GIVEN INSTRUCTION: Check each line of the records below for the word "already" and copy those where it appears.

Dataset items
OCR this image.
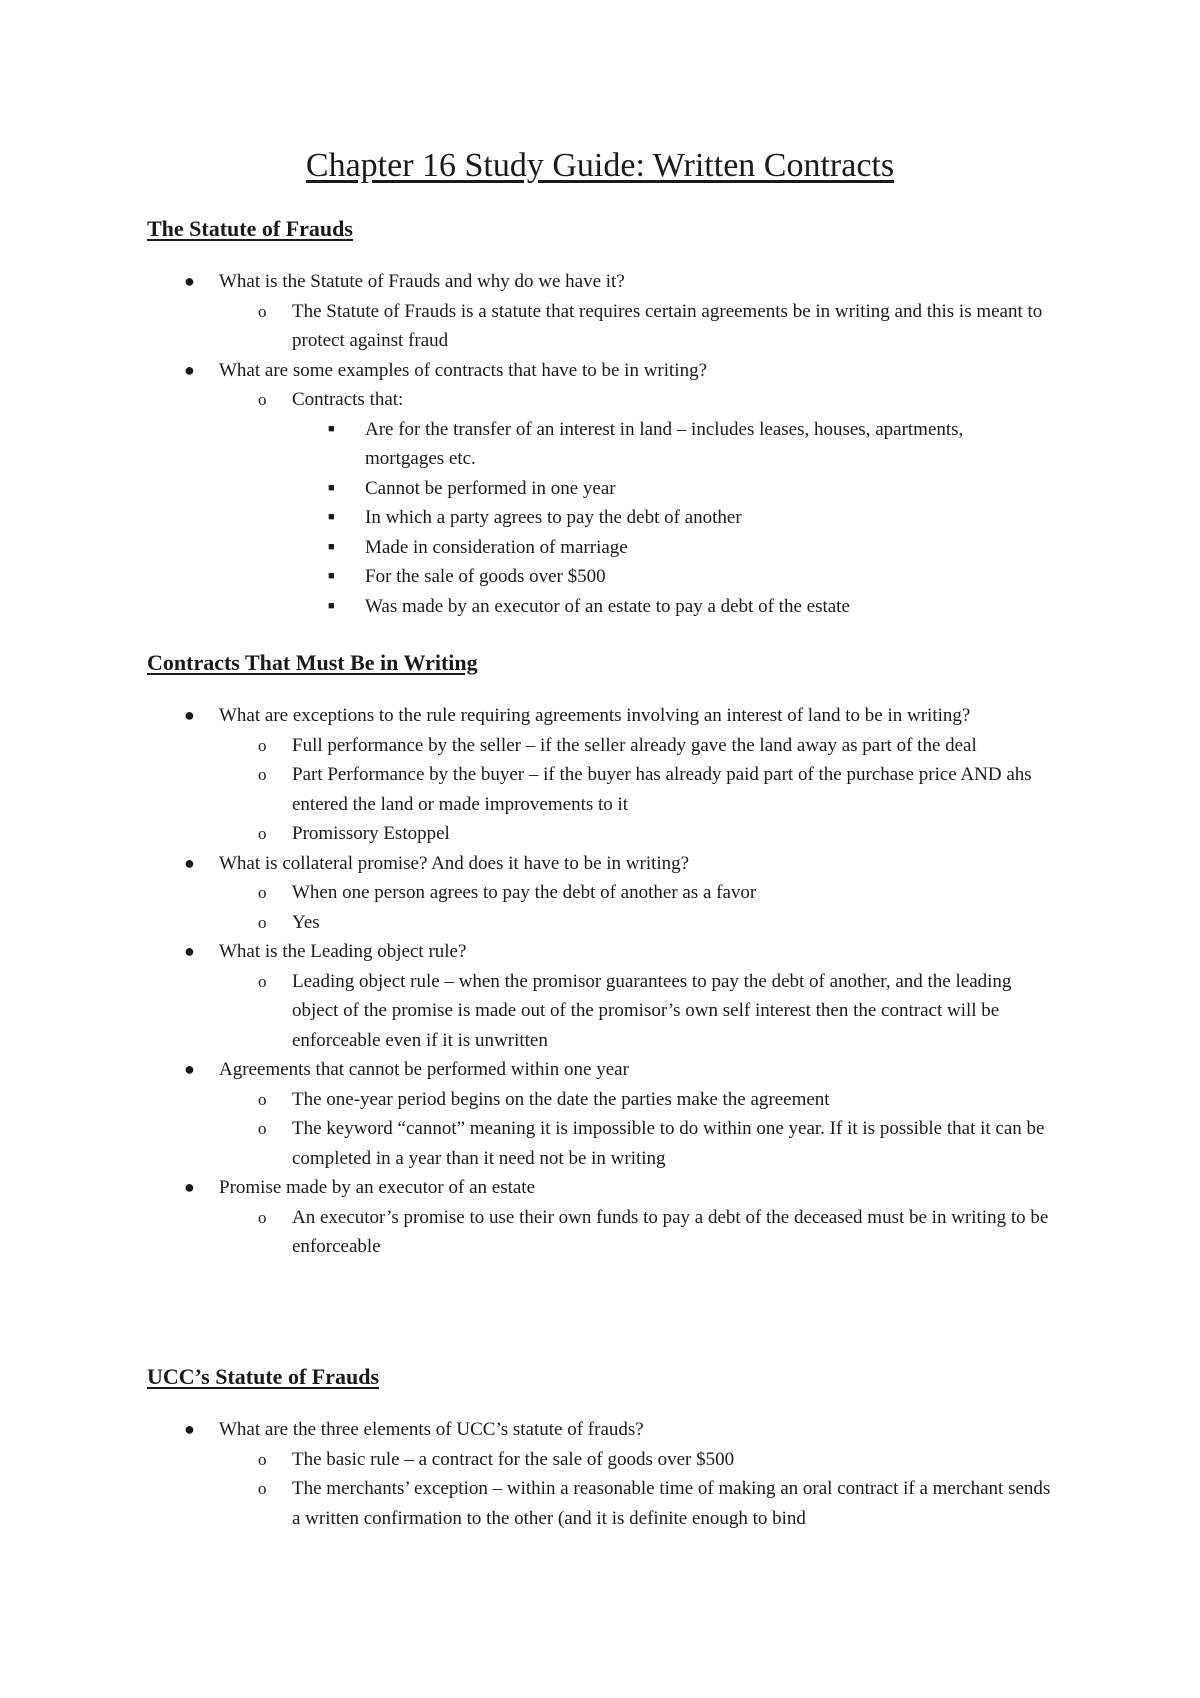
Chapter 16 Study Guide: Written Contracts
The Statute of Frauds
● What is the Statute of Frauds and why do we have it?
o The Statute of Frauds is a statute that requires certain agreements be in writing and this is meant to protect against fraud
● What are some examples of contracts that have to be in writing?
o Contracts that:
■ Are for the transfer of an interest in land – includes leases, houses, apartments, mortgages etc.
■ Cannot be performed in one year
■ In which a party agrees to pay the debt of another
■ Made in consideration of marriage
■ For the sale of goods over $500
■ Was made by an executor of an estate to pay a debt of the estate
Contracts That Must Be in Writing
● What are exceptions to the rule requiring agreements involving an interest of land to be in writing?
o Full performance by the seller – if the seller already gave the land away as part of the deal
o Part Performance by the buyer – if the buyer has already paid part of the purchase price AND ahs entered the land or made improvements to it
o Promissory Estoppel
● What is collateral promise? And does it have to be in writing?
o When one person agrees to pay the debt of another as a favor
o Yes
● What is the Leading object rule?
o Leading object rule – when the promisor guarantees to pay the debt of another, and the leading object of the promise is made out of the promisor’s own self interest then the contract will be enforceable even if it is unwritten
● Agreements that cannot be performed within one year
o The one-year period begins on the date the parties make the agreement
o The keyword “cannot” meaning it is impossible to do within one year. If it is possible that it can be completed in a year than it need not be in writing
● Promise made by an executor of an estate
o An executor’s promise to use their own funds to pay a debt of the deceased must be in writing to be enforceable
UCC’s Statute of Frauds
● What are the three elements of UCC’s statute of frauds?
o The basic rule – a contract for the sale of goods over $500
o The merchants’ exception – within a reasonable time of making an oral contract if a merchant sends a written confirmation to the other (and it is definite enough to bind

OUTPUT BELOW:
o Full performance by the seller – if the seller already gave the land away as part of the deal
o Part Performance by the buyer – if the buyer has already paid part of the purchase price AND ahs entered the land or made improvements to it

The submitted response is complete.